- Exercise data:
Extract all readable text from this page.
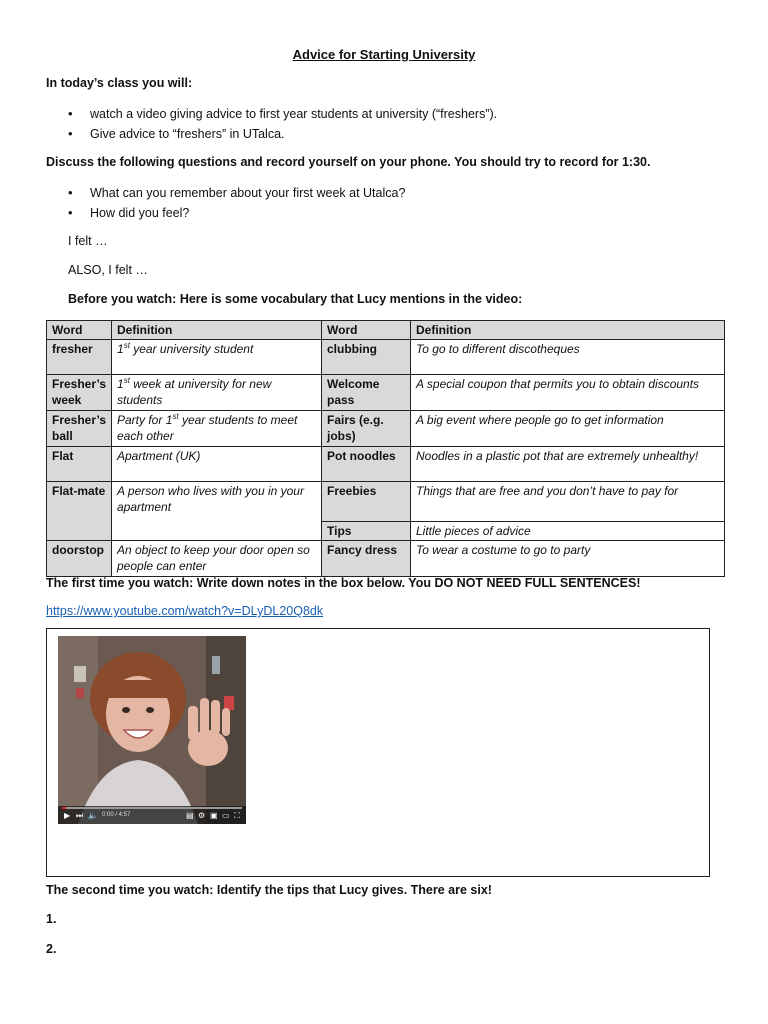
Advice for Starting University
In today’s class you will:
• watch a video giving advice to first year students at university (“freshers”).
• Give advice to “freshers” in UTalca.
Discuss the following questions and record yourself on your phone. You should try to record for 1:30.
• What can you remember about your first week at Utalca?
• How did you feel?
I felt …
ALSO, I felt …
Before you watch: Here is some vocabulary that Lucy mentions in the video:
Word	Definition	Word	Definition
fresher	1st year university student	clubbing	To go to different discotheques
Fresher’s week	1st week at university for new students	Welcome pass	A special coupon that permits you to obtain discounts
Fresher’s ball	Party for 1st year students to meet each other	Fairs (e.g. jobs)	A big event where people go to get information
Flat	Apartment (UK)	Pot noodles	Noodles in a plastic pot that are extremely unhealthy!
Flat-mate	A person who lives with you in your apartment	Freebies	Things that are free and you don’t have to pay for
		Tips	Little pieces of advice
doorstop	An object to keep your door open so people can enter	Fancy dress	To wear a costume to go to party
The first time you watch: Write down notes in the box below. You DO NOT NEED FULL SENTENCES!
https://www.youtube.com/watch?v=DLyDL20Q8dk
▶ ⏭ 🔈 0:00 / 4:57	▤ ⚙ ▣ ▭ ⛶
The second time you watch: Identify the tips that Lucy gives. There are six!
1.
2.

- Directions: Report the number of lines that contain "Lucy", with no other words.

- Exercise output: 2